_Given exercise_
Read the records below. Copy each line where the string "alpha" occurs.

_Material provided_

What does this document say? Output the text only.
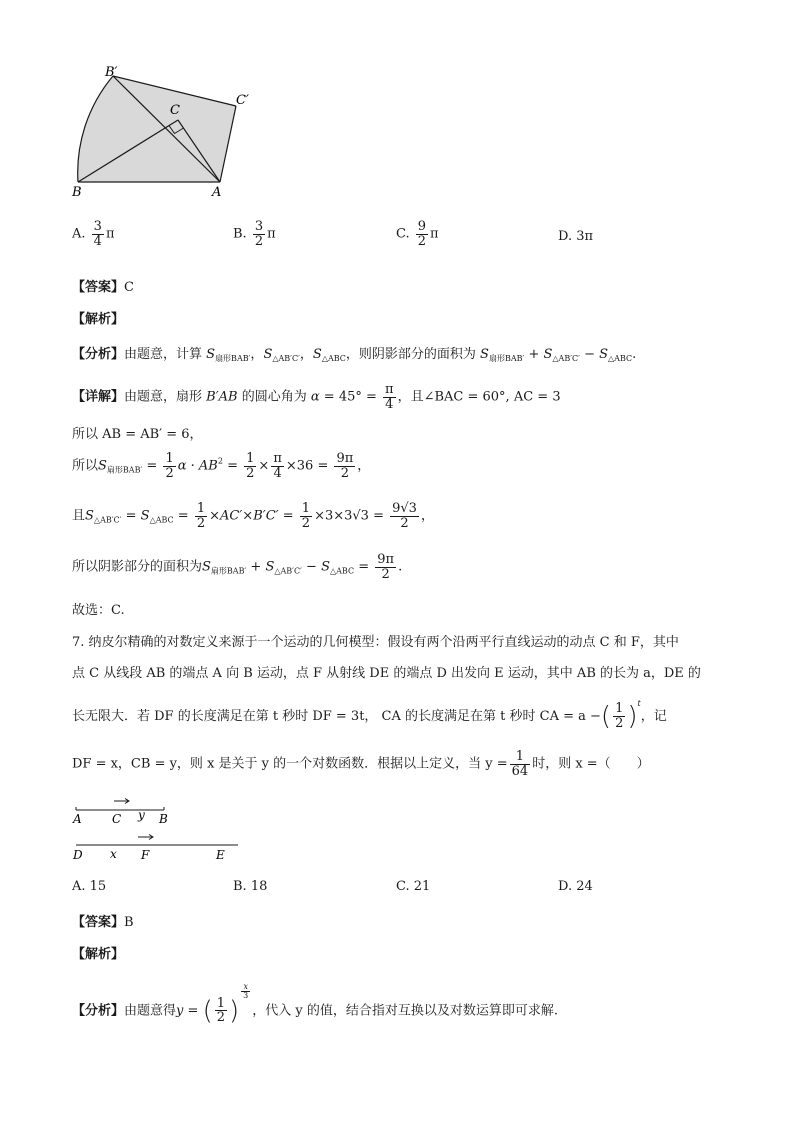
B′
C
C′
B	A
A. $\frac{3}{4}$ π	B. $\frac{3}{2}$ π	C. $\frac{9}{2}$ π	D. 3π
【答案】C
【解析】
【分析】由题意，计算 $S_{扇形BAB'}$，$S_{\triangle AB'C'}$，$S_{\triangle ABC}$，则阴影部分的面积为 $S_{扇形BAB'} + S_{\triangle AB'C'} - S_{\triangle ABC}$.
【详解】由题意，扇形 B′AB 的圆心角为 $\alpha = 45^\circ = \frac{\pi}{4}$ ，且∠BAC = 60°, AC = 3
所以 AB = AB′ = 6，
所以$S_{扇形BAB'} = \frac{1}{2}$ $\alpha \cdot AB^2 = \frac{1}{2} \times \frac{\pi}{4} \times 36 = \frac{9\pi}{2}$ ，
且$S_{\triangle AB'C'} = S_{\triangle ABC} = \frac{1}{2} \times AC'\times B'C' = \frac{1}{2} \times 3\times 3√3 = \frac{9√3}{2}$ ，
所以阴影部分的面积为$S_{扇形BAB'} + S_{\triangle AB'C'} - S_{\triangle ABC} = \frac{9\pi}{2}$ .
故选：C.
7. 纳皮尔精确的对数定义来源于一个运动的几何模型：假设有两个沿两平行直线运动的动点 C 和 F，其中
点 C 从线段 AB 的端点 A 向 B 运动，点 F 从射线 DE 的端点 D 出发向 E 运动，其中 AB 的长为 a，DE 的
长无限大．若 DF 的长度满足在第 t 秒时 DF = 3t， CA 的长度满足在第 t 秒时 CA = a −( $\frac{1}{2} )^t$，记
DF = x，CB = y，则 x 是关于 y 的一个对数函数．根据以上定义，当 $y = \frac{1}{64}$ 时，则 x =（　　）
A	C y B
D x F	E
A. 15	B. 18	C. 21	D. 24
【答案】B
【解析】
【分析】由题意得y = ( $\frac{1}{2}$ )
$\frac{x}{3}$
，代入 y 的值，结合指对互换以及对数运算即可求解.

_Problem solution_
【详解】由题意，扇形 B′AB 的圆心角为 $\alpha = 45^\circ = \frac{\pi}{4}$ ，且∠BAC = 60°, AC = 3
所以$S_{扇形BAB'} = \frac{1}{2}$ $\alpha \cdot AB^2 = \frac{1}{2} \times \frac{\pi}{4} \times 36 = \frac{9\pi}{2}$ ，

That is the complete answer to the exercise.